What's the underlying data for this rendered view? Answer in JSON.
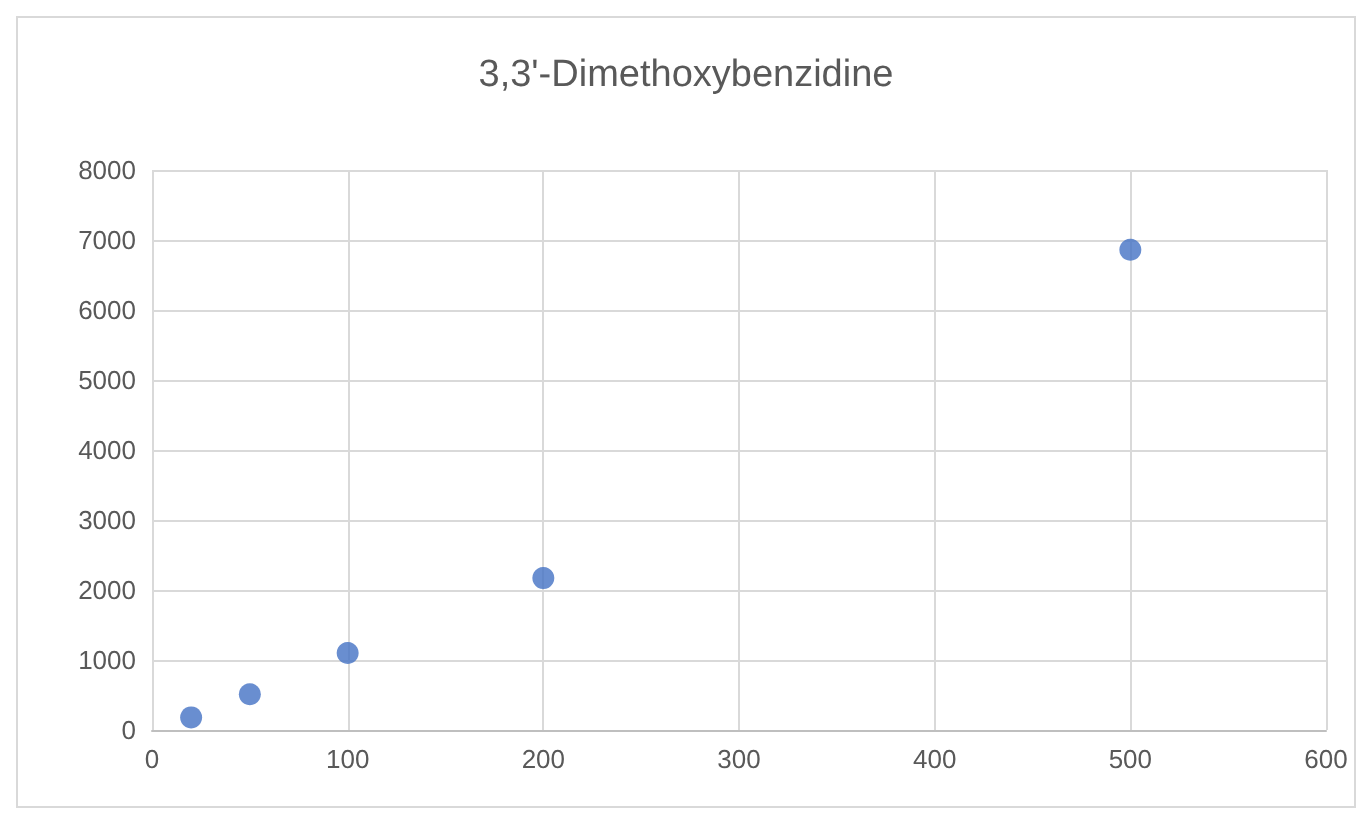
{
  "chart_data": {
    "type": "scatter",
    "title": "3,3'-Dimethoxybenzidine",
    "x": [
      20,
      50,
      100,
      200,
      500
    ],
    "series": [
      {
        "color": "#4472c4",
        "values": [
          180,
          510,
          1100,
          2170,
          6860
        ]
      }
    ],
    "xlim": [
      0,
      600
    ],
    "xticks": [
      0,
      100,
      200,
      300,
      400,
      500,
      600
    ],
    "ylim": [
      0,
      8000
    ],
    "yticks": [
      0,
      1000,
      2000,
      3000,
      4000,
      5000,
      6000,
      7000,
      8000
    ],
    "grid": true,
    "marker": "circle"
  }
}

**What needs to be done**
Reproduce all entries exactly. Pictures do not belong in the copy.

**Written answer**
What's the underlying data for this rendered view? Answer in JSON.
{
  "chart_data": {
    "type": "scatter",
    "title": "3,3'-Dimethoxybenzidine",
    "x": [
      20,
      50,
      100,
      200,
      500
    ],
    "series": [
      {
        "color": "#4472c4",
        "values": [
          180,
          510,
          1100,
          2170,
          6860
        ]
      }
    ],
    "xlim": [
      0,
      600
    ],
    "xticks": [
      0,
      100,
      200,
      300,
      400,
      500,
      600
    ],
    "ylim": [
      0,
      8000
    ],
    "yticks": [
      0,
      1000,
      2000,
      3000,
      4000,
      5000,
      6000,
      7000,
      8000
    ],
    "grid": true,
    "marker": "circle"
  }
}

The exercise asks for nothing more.